Work instructions:
Repeat every record exactly, but keep images out of the copy.

Some records:
++++++++

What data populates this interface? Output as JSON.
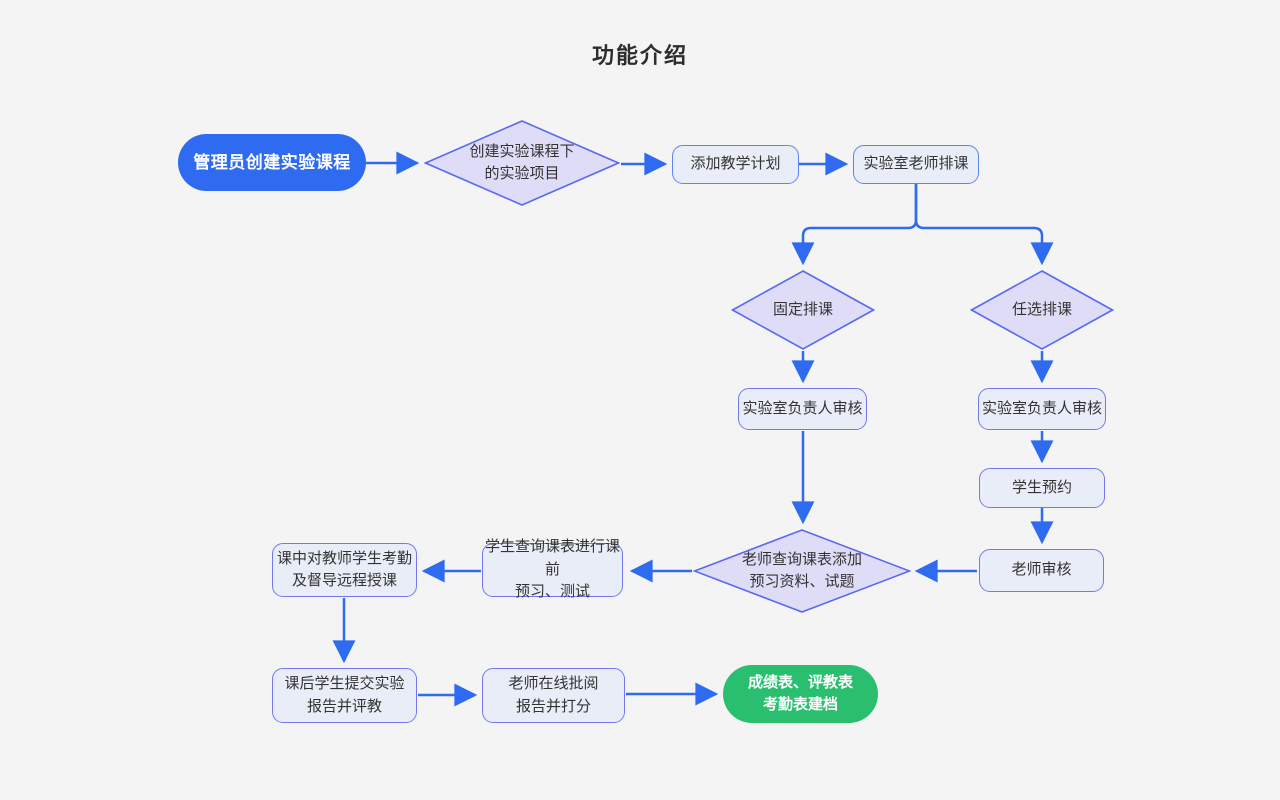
{
  "title": "功能介绍",
  "colors": {
    "bg": "#f4f4f5",
    "primary": "#2e6bf0",
    "green": "#29bf6f",
    "diamond-fill": "#dedcf6",
    "diamond-border": "#5b68f1",
    "box-fill": "#e9edf8",
    "box-border-blue": "#5c85f2",
    "box-border-violet": "#7577f0",
    "text": "#333333",
    "white": "#ffffff"
  },
  "nodes": {
    "start": {
      "label": "管理员创建实验课程",
      "type": "start-pill"
    },
    "create_project": {
      "label": "创建实验课程下\n的实验项目",
      "type": "decision"
    },
    "add_plan": {
      "label": "添加教学计划",
      "type": "process"
    },
    "teacher_schedule": {
      "label": "实验室老师排课",
      "type": "process"
    },
    "fixed_schedule": {
      "label": "固定排课",
      "type": "decision"
    },
    "optional_schedule": {
      "label": "任选排课",
      "type": "decision"
    },
    "lab_leader_review_left": {
      "label": "实验室负责人审核",
      "type": "process"
    },
    "lab_leader_review_right": {
      "label": "实验室负责人审核",
      "type": "process"
    },
    "student_booking": {
      "label": "学生预约",
      "type": "process"
    },
    "teacher_review": {
      "label": "老师审核",
      "type": "process"
    },
    "teacher_query_timetable": {
      "label": "老师查询课表添加\n预习资料、试题",
      "type": "decision"
    },
    "student_query_timetable": {
      "label": "学生查询课表进行课前\n预习、测试",
      "type": "process"
    },
    "in_class_attendance": {
      "label": "课中对教师学生考勤\n及督导远程授课",
      "type": "process"
    },
    "after_class_report": {
      "label": "课后学生提交实验\n报告并评教",
      "type": "process"
    },
    "teacher_grading": {
      "label": "老师在线批阅\n报告并打分",
      "type": "process"
    },
    "end": {
      "label": "成绩表、评教表\n考勤表建档",
      "type": "end-pill"
    }
  }
}
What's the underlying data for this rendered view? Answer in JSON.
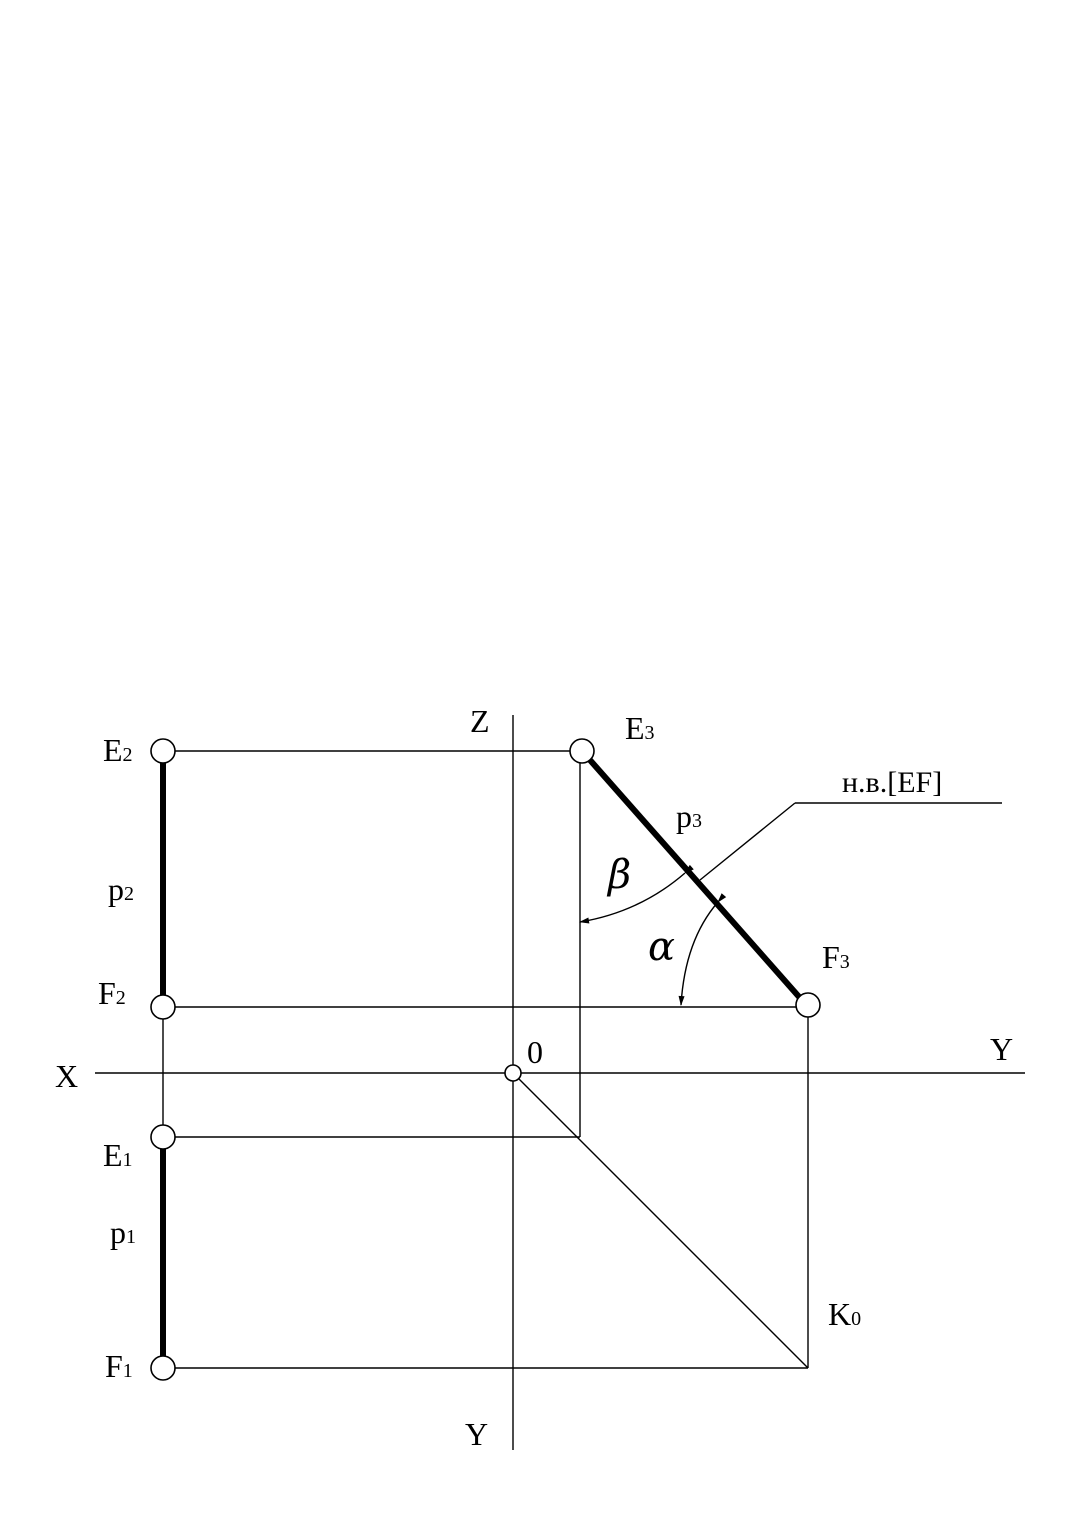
{
  "axes": {
    "x": "X",
    "z": "Z",
    "y_horizontal": "Y",
    "y_vertical": "Y",
    "origin": "0"
  },
  "points": {
    "e2": {
      "letter": "E",
      "index": "2"
    },
    "f2": {
      "letter": "F",
      "index": "2"
    },
    "e1": {
      "letter": "E",
      "index": "1"
    },
    "f1": {
      "letter": "F",
      "index": "1"
    },
    "e3": {
      "letter": "E",
      "index": "3"
    },
    "f3": {
      "letter": "F",
      "index": "3"
    },
    "k0": {
      "letter": "K",
      "index": "0"
    }
  },
  "segments": {
    "p2": {
      "letter": "p",
      "index": "2"
    },
    "p1": {
      "letter": "p",
      "index": "1"
    },
    "p3": {
      "letter": "p",
      "index": "3"
    }
  },
  "angles": {
    "alpha": "α",
    "beta": "β"
  },
  "true_length_label": "н.в.[EF]"
}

++++++++

Finished exercise:
What data populates this interface? Output as JSON.
{
  "title": "功能介绍",
  "colors": {
    "bg": "#f4f4f5",
    "primary": "#2e6bf0",
    "green": "#29bf6f",
    "diamond-fill": "#dedcf6",
    "diamond-border": "#5b68f1",
    "box-fill": "#e9edf8",
    "box-border-blue": "#5c85f2",
    "box-border-violet": "#7577f0",
    "text": "#333333",
    "white": "#ffffff"
  },
  "nodes": {
    "start": {
      "label": "管理员创建实验课程",
      "type": "start-pill"
    },
    "create_project": {
      "label": "创建实验课程下\n的实验项目",
      "type": "decision"
    },
    "add_plan": {
      "label": "添加教学计划",
      "type": "process"
    },
    "teacher_schedule": {
      "label": "实验室老师排课",
      "type": "process"
    },
    "fixed_schedule": {
      "label": "固定排课",
      "type": "decision"
    },
    "optional_schedule": {
      "label": "任选排课",
      "type": "decision"
    },
    "lab_leader_review_left": {
      "label": "实验室负责人审核",
      "type": "process"
    },
    "lab_leader_review_right": {
      "label": "实验室负责人审核",
      "type": "process"
    },
    "student_booking": {
      "label": "学生预约",
      "type": "process"
    },
    "teacher_review": {
      "label": "老师审核",
      "type": "process"
    },
    "teacher_query_timetable": {
      "label": "老师查询课表添加\n预习资料、试题",
      "type": "decision"
    },
    "student_query_timetable": {
      "label": "学生查询课表进行课前\n预习、测试",
      "type": "process"
    },
    "in_class_attendance": {
      "label": "课中对教师学生考勤\n及督导远程授课",
      "type": "process"
    },
    "after_class_report": {
      "label": "课后学生提交实验\n报告并评教",
      "type": "process"
    },
    "teacher_grading": {
      "label": "老师在线批阅\n报告并打分",
      "type": "process"
    },
    "end": {
      "label": "成绩表、评教表\n考勤表建档",
      "type": "end-pill"
    }
  }
}
What's the underlying data for this rendered view? Answer in JSON.
{
  "axes": {
    "x": "X",
    "z": "Z",
    "y_horizontal": "Y",
    "y_vertical": "Y",
    "origin": "0"
  },
  "points": {
    "e2": {
      "letter": "E",
      "index": "2"
    },
    "f2": {
      "letter": "F",
      "index": "2"
    },
    "e1": {
      "letter": "E",
      "index": "1"
    },
    "f1": {
      "letter": "F",
      "index": "1"
    },
    "e3": {
      "letter": "E",
      "index": "3"
    },
    "f3": {
      "letter": "F",
      "index": "3"
    },
    "k0": {
      "letter": "K",
      "index": "0"
    }
  },
  "segments": {
    "p2": {
      "letter": "p",
      "index": "2"
    },
    "p1": {
      "letter": "p",
      "index": "1"
    },
    "p3": {
      "letter": "p",
      "index": "3"
    }
  },
  "angles": {
    "alpha": "α",
    "beta": "β"
  },
  "true_length_label": "н.в.[EF]"
}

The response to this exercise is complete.